#### [SET TASK]
Looking through the listing, how many of its lines hold the word "Salpeter"? Answer with only the number.
>>
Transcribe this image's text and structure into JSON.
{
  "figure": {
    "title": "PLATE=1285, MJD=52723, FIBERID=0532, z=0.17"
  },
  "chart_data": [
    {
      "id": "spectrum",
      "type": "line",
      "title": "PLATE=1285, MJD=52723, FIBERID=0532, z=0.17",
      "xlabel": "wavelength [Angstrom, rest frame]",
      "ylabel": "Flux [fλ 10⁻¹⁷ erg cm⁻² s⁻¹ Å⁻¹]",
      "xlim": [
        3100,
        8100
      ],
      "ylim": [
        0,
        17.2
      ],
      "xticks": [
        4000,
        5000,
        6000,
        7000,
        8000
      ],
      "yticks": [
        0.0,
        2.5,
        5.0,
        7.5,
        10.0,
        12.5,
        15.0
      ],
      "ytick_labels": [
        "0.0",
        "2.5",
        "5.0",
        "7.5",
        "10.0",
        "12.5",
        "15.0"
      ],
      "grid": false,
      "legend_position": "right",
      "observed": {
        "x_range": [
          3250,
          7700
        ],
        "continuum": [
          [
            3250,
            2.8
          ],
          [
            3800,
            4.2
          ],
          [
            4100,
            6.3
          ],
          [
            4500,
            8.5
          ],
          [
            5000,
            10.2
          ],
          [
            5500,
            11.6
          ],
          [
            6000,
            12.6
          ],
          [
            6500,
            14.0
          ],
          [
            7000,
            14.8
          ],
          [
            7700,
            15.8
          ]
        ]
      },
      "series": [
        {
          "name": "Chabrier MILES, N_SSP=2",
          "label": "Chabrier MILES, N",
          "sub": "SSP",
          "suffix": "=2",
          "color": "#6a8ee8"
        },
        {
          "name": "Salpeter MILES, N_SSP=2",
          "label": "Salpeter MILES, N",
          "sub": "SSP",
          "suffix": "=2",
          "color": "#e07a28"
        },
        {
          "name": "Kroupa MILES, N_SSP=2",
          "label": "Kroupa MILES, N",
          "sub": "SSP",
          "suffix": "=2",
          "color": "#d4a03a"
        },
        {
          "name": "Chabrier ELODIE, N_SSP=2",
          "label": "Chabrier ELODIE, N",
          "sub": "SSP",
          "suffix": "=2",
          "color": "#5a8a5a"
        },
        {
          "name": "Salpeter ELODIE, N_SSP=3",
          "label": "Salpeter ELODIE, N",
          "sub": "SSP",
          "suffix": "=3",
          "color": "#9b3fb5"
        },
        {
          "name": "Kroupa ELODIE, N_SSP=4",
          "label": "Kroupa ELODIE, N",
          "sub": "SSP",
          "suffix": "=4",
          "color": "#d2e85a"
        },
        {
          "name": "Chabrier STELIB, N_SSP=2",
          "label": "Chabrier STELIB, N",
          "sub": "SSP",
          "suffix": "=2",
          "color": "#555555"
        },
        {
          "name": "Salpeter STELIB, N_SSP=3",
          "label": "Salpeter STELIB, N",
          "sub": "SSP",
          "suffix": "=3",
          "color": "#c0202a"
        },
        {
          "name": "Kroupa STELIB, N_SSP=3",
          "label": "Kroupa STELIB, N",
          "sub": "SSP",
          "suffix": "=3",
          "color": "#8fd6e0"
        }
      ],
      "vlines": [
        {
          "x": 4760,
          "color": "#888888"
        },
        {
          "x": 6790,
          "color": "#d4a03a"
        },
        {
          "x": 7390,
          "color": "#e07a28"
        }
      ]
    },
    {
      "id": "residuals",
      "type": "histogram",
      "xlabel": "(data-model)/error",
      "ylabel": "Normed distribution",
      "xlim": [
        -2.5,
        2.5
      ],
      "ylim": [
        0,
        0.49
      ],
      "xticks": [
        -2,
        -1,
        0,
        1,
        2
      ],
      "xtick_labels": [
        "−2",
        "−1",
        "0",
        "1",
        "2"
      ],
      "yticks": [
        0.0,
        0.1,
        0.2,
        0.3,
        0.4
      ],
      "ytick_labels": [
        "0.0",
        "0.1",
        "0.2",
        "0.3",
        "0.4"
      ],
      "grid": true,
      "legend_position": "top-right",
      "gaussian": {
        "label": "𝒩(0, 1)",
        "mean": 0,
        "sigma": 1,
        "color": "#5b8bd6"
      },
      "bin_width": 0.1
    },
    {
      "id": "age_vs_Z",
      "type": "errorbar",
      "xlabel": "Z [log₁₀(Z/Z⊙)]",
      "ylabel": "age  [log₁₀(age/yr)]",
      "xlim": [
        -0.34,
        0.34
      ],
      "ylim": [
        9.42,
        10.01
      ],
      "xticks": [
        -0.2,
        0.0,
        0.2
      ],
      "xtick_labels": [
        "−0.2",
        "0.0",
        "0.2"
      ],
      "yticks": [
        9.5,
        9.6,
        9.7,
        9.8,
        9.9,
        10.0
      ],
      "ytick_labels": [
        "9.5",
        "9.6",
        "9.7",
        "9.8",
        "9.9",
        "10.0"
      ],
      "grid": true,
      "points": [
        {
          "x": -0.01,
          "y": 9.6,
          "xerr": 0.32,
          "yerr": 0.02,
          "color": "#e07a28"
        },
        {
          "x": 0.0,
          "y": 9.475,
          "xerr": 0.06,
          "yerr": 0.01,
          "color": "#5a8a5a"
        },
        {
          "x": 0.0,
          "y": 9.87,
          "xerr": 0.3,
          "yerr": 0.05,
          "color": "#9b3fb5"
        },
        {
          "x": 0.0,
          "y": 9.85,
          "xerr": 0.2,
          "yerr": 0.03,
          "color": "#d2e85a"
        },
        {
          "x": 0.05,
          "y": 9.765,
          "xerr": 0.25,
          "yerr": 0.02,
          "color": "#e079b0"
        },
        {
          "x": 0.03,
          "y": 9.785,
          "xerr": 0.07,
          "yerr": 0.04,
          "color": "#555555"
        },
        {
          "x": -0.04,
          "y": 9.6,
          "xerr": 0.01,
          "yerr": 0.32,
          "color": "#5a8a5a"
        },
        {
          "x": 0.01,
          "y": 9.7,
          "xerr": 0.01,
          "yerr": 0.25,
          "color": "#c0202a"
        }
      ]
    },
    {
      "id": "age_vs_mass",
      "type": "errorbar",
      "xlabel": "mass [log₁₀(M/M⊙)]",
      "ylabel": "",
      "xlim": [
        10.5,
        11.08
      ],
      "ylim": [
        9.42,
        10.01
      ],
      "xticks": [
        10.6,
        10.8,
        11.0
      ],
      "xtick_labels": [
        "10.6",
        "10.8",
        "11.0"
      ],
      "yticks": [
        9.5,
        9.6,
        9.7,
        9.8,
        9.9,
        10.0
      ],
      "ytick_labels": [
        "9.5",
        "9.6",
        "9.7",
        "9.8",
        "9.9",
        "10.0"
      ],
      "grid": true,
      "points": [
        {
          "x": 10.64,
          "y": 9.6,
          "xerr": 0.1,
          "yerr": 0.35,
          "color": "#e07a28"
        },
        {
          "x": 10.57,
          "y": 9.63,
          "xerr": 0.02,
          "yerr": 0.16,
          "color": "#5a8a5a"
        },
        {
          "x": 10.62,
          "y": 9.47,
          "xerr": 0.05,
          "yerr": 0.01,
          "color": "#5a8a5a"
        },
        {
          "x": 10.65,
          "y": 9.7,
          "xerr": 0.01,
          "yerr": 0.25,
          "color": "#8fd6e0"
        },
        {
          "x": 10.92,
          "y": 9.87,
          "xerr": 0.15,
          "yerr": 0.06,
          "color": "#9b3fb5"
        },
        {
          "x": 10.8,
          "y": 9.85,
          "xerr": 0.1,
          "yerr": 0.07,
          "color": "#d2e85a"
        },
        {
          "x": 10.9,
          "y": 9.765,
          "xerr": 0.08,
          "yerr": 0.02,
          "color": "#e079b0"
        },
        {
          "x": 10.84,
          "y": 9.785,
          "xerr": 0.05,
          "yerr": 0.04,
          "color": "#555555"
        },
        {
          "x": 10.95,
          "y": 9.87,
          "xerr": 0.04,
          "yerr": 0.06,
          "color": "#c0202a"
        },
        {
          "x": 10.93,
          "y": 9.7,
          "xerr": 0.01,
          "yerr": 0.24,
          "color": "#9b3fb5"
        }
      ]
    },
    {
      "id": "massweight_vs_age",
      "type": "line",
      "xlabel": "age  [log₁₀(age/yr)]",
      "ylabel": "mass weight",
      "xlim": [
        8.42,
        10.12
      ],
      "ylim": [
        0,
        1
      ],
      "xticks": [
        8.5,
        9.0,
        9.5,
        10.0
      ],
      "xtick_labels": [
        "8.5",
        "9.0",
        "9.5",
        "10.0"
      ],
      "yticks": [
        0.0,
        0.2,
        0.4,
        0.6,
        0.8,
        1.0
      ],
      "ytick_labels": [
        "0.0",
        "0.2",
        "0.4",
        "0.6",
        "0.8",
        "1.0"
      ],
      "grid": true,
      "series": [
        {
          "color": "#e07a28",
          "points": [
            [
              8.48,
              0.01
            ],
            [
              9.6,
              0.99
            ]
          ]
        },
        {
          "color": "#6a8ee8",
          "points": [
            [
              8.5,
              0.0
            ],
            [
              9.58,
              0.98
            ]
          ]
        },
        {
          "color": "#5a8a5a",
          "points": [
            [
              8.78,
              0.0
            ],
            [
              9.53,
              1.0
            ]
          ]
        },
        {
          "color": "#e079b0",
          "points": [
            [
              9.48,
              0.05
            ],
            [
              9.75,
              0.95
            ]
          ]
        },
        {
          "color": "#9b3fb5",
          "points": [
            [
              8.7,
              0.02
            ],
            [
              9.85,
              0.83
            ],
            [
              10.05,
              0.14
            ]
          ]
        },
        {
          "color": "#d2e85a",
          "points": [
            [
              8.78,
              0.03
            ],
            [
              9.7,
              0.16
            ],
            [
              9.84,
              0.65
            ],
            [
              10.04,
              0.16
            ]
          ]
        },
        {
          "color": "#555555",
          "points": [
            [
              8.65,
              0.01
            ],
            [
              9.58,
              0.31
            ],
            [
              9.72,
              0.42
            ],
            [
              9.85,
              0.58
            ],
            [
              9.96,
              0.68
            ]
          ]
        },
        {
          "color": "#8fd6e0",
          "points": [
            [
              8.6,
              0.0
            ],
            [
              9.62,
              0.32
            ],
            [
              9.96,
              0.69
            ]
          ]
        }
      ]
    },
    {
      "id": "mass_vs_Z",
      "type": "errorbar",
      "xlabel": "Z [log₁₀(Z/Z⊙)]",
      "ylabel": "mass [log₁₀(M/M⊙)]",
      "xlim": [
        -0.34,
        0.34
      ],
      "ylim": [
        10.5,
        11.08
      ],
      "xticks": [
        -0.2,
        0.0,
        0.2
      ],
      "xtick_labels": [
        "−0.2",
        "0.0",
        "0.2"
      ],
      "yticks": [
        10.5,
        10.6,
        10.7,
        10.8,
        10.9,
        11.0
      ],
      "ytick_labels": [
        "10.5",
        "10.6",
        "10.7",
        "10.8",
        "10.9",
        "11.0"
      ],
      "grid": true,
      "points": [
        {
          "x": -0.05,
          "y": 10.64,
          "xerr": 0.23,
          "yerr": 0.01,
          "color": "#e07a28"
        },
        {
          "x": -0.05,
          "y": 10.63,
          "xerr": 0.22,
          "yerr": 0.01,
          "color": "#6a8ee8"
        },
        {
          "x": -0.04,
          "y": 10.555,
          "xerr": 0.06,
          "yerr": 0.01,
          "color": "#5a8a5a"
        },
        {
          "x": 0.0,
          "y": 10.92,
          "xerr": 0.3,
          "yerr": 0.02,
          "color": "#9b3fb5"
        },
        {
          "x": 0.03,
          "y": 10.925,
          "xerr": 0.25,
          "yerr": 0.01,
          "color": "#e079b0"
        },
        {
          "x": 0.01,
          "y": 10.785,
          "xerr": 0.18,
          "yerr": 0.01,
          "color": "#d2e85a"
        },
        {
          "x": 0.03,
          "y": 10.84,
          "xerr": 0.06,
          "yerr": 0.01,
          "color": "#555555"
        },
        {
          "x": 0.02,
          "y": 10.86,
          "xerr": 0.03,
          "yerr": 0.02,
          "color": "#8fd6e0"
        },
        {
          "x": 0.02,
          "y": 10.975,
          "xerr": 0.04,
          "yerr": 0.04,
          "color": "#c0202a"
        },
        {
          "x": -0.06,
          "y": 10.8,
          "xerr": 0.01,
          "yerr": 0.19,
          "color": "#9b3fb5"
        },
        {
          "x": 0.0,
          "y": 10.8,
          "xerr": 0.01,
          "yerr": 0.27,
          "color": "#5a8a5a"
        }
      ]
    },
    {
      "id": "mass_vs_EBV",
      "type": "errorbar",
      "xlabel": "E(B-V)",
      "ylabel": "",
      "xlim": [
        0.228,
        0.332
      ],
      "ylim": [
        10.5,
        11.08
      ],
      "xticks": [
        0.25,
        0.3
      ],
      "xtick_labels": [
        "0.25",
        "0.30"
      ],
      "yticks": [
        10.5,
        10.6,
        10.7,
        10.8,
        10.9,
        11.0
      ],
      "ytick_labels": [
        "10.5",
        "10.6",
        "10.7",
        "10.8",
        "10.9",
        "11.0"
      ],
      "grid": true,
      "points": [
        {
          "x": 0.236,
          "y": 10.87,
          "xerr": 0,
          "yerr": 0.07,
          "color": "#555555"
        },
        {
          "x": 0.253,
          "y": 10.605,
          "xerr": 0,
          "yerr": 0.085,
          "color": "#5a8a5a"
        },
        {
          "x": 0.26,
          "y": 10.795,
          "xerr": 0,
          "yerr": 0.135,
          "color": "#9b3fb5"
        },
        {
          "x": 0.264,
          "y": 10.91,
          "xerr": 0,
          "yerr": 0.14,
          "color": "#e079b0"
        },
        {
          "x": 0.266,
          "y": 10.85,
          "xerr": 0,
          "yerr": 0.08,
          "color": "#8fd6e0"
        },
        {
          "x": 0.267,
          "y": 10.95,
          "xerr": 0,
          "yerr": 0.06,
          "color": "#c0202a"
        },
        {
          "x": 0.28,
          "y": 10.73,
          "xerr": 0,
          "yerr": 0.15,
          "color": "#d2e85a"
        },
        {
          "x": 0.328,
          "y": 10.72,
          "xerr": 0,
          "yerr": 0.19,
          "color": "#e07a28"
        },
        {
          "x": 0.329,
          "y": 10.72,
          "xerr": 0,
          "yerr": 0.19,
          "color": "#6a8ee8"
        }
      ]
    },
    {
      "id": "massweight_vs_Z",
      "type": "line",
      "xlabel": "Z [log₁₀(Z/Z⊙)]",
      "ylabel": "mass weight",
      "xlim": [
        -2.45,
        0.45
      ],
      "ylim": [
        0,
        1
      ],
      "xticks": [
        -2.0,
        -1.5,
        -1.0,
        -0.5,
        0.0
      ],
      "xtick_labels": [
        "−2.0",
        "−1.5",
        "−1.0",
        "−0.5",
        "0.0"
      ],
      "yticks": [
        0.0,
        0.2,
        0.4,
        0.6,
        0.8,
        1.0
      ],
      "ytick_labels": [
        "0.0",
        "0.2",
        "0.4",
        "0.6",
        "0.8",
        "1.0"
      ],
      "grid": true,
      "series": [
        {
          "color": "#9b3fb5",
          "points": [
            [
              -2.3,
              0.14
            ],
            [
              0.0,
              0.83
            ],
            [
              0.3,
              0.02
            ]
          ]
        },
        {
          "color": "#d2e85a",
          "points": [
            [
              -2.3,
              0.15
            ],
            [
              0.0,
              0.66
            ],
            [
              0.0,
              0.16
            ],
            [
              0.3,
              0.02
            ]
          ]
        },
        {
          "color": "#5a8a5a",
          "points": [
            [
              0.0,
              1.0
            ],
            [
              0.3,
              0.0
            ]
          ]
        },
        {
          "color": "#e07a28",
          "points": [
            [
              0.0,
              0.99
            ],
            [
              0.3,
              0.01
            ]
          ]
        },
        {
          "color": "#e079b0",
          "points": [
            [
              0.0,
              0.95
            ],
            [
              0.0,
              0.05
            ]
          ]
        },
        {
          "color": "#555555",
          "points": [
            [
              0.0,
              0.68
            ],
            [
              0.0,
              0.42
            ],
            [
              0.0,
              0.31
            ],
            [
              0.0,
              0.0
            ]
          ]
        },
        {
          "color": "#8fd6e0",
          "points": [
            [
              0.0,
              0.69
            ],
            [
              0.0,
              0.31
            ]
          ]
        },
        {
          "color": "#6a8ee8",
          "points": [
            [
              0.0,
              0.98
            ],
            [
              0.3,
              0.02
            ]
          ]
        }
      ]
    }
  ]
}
<<
#### [FINAL RESULT]
6